**Given request:** Filter the records below for the word "MVAB". Copy each line that holds it.

**Entries shown:**
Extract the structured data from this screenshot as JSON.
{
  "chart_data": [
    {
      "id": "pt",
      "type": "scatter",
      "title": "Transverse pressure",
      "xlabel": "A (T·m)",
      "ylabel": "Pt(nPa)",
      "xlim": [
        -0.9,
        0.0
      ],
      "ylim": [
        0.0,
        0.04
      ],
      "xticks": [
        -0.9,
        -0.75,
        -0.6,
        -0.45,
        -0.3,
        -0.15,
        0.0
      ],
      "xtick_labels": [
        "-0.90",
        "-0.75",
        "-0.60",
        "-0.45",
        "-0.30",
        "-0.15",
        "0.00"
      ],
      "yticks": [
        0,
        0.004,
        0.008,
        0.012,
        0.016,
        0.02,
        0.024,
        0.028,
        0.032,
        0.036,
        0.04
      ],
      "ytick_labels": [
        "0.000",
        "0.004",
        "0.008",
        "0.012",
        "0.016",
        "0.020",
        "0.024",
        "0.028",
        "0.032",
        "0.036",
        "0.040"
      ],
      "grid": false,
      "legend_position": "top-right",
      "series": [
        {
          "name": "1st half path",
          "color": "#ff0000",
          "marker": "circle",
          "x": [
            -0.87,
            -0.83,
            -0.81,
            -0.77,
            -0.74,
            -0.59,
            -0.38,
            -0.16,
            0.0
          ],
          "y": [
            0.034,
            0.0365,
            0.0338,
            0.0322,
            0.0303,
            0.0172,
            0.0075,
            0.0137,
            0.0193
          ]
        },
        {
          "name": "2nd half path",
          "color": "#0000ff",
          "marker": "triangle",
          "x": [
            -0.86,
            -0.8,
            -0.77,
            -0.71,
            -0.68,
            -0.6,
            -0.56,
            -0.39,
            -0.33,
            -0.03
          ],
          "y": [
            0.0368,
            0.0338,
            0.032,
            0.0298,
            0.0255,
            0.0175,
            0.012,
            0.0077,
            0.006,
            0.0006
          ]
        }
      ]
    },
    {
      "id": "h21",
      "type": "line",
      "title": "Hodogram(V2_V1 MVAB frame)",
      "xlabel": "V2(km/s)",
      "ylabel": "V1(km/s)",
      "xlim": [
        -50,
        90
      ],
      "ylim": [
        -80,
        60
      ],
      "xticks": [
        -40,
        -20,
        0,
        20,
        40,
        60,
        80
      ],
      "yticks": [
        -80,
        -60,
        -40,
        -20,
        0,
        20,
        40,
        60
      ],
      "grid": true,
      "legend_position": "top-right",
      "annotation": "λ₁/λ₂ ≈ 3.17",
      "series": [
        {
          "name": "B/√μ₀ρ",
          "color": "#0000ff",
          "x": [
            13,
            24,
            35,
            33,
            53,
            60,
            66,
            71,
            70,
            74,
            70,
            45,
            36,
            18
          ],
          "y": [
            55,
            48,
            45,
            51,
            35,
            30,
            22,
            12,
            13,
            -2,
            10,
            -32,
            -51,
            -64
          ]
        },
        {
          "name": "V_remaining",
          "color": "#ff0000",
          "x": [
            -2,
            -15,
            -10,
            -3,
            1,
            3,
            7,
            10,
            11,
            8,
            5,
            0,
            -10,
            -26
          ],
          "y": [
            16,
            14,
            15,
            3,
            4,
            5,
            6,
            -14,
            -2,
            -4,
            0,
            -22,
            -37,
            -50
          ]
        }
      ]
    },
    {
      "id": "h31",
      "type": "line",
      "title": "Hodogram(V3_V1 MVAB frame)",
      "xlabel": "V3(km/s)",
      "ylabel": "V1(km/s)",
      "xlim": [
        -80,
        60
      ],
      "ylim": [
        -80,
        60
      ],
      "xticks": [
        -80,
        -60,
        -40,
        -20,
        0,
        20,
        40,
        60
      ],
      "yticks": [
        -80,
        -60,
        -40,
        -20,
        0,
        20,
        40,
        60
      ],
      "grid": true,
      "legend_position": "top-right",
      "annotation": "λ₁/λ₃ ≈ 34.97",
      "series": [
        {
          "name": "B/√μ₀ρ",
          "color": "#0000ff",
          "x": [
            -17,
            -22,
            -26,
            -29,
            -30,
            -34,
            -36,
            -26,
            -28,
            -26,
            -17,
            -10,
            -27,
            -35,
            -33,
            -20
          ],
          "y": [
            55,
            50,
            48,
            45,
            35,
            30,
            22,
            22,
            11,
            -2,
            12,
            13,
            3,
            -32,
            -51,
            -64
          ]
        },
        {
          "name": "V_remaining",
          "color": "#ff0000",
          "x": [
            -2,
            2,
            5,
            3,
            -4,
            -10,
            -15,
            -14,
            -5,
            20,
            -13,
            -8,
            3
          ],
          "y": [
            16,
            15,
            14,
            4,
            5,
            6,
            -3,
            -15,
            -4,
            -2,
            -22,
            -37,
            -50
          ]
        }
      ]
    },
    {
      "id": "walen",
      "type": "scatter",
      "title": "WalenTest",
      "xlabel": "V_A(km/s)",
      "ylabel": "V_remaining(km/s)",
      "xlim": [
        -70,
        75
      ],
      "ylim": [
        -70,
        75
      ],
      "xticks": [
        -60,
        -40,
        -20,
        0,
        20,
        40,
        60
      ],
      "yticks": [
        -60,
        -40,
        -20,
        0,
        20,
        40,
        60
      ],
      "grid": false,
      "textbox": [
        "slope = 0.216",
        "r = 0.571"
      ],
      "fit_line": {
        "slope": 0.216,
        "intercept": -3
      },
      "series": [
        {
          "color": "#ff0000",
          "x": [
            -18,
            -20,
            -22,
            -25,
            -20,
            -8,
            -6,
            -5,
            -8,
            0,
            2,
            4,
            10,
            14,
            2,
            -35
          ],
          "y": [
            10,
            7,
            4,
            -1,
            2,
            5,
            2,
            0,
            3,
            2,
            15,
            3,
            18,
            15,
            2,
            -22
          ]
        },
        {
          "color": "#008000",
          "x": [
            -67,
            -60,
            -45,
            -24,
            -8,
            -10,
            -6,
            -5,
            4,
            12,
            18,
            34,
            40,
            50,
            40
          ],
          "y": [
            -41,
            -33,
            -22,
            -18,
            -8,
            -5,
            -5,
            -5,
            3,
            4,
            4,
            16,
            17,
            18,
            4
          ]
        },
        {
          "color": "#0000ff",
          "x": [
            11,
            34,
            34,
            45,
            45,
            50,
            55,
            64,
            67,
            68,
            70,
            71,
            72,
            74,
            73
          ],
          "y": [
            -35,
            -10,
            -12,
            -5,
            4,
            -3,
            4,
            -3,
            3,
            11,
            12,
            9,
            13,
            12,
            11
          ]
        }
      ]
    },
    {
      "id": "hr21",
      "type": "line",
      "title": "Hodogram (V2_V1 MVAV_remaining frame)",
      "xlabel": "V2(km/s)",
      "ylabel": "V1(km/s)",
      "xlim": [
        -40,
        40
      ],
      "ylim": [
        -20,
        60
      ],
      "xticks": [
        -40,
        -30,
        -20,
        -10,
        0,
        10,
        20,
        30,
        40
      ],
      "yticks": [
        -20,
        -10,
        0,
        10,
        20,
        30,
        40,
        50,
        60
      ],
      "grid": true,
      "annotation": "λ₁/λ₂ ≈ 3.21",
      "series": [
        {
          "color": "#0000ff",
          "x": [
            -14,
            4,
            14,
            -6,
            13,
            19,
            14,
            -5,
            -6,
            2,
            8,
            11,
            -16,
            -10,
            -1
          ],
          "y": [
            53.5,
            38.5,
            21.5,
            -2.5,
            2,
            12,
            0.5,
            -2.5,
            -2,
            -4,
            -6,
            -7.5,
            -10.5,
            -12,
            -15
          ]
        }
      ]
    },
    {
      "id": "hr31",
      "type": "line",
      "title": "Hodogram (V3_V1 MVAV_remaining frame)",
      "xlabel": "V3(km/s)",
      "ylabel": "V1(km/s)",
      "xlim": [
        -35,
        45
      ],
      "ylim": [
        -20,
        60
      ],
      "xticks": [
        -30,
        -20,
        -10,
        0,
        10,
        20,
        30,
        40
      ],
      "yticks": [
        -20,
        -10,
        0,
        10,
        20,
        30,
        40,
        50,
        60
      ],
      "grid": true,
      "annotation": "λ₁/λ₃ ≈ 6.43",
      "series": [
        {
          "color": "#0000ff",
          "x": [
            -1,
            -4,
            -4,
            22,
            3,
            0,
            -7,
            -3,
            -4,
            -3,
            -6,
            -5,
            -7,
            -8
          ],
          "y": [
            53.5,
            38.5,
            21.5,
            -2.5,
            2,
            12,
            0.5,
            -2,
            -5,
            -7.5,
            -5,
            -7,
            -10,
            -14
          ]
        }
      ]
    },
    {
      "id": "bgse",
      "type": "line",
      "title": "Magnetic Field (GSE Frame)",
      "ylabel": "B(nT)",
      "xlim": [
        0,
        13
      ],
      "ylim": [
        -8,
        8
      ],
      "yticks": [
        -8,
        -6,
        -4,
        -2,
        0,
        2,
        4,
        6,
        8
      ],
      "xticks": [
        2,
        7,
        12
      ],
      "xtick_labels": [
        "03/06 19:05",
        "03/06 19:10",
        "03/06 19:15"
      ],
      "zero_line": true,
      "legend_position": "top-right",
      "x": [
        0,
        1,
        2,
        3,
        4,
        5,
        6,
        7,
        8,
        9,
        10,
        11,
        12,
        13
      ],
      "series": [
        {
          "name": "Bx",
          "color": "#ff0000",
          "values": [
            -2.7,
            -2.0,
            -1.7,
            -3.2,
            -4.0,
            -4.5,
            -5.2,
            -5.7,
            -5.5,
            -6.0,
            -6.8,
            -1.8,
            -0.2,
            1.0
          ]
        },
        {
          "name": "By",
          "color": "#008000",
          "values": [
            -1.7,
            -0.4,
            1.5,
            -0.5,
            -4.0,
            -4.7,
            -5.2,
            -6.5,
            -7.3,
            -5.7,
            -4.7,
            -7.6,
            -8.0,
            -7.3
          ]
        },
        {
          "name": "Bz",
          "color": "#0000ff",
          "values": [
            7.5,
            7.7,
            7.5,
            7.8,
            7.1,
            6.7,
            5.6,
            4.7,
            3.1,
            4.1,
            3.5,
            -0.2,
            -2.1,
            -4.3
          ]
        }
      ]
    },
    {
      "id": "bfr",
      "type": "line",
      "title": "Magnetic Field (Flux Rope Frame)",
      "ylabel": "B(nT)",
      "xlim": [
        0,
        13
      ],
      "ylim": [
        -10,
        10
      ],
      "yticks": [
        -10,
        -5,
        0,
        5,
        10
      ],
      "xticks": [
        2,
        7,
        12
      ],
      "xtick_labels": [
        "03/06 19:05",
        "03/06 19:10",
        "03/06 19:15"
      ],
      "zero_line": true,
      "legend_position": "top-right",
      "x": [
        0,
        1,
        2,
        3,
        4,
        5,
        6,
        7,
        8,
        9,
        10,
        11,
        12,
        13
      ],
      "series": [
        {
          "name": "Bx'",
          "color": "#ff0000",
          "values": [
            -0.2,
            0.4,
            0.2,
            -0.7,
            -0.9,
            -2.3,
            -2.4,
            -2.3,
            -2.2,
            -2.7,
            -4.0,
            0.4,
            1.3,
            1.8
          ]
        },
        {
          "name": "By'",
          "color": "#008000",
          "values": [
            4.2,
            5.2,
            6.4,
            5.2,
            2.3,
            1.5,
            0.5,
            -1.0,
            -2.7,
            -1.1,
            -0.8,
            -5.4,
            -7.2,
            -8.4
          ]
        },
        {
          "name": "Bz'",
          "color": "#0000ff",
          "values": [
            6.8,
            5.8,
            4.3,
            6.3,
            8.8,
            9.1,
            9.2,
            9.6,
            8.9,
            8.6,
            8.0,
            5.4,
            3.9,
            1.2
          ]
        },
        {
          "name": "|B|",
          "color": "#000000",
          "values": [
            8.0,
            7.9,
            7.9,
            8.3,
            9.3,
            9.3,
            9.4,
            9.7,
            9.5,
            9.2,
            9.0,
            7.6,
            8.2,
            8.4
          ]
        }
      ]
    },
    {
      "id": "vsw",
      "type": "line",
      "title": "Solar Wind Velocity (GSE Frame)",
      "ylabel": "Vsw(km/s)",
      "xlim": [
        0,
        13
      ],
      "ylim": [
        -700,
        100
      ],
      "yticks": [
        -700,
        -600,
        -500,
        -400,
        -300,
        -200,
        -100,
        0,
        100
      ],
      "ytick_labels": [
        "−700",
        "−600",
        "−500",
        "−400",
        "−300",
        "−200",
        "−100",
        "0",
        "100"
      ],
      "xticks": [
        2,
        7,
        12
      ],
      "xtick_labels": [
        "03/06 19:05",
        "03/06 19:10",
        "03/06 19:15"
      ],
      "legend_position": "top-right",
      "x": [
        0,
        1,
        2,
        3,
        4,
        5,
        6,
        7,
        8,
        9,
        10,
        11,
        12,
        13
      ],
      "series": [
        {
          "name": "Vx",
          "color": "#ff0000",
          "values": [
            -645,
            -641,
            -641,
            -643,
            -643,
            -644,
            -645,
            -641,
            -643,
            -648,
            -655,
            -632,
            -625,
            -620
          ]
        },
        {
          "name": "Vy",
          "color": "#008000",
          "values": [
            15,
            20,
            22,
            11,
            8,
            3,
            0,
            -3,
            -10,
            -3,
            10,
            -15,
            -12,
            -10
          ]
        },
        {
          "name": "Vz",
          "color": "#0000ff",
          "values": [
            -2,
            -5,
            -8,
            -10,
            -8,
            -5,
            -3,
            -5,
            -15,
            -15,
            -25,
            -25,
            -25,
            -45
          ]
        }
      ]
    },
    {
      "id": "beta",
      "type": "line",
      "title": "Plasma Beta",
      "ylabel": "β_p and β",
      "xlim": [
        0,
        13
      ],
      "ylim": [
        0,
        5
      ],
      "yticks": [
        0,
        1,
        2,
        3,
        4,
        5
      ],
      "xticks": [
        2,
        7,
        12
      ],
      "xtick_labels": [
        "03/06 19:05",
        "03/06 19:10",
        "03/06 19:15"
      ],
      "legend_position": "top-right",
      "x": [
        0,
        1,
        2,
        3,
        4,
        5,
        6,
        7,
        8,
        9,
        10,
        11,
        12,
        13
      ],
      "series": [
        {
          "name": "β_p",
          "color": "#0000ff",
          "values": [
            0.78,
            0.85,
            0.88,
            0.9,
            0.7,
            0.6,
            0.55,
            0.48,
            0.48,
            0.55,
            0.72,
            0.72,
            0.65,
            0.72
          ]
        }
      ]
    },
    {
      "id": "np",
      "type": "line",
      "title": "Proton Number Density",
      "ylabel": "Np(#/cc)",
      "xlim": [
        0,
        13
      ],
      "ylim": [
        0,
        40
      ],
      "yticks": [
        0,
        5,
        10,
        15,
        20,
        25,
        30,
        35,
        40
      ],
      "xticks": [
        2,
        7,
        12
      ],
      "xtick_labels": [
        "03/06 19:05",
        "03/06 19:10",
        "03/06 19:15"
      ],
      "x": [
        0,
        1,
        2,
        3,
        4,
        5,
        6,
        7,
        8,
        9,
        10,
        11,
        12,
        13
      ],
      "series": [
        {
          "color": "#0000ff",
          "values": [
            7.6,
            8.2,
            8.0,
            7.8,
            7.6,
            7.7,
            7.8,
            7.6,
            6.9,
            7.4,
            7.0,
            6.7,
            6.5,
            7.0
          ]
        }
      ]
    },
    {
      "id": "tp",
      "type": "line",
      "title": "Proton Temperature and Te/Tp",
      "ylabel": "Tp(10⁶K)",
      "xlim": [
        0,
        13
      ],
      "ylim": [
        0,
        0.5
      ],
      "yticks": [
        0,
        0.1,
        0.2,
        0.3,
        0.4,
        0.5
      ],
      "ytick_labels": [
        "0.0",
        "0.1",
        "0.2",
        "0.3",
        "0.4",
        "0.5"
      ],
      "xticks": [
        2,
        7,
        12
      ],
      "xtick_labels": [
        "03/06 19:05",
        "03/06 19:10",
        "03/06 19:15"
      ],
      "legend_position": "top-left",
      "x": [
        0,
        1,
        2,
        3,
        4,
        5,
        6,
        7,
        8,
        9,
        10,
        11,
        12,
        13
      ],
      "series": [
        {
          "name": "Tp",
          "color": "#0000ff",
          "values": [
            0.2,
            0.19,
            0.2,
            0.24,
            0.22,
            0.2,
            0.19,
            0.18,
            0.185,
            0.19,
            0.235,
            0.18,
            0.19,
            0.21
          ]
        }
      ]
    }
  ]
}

**Written reply:**
      "title": "Hodogram(V2_V1 MVAB frame)",
      "title": "Hodogram(V3_V1 MVAB frame)",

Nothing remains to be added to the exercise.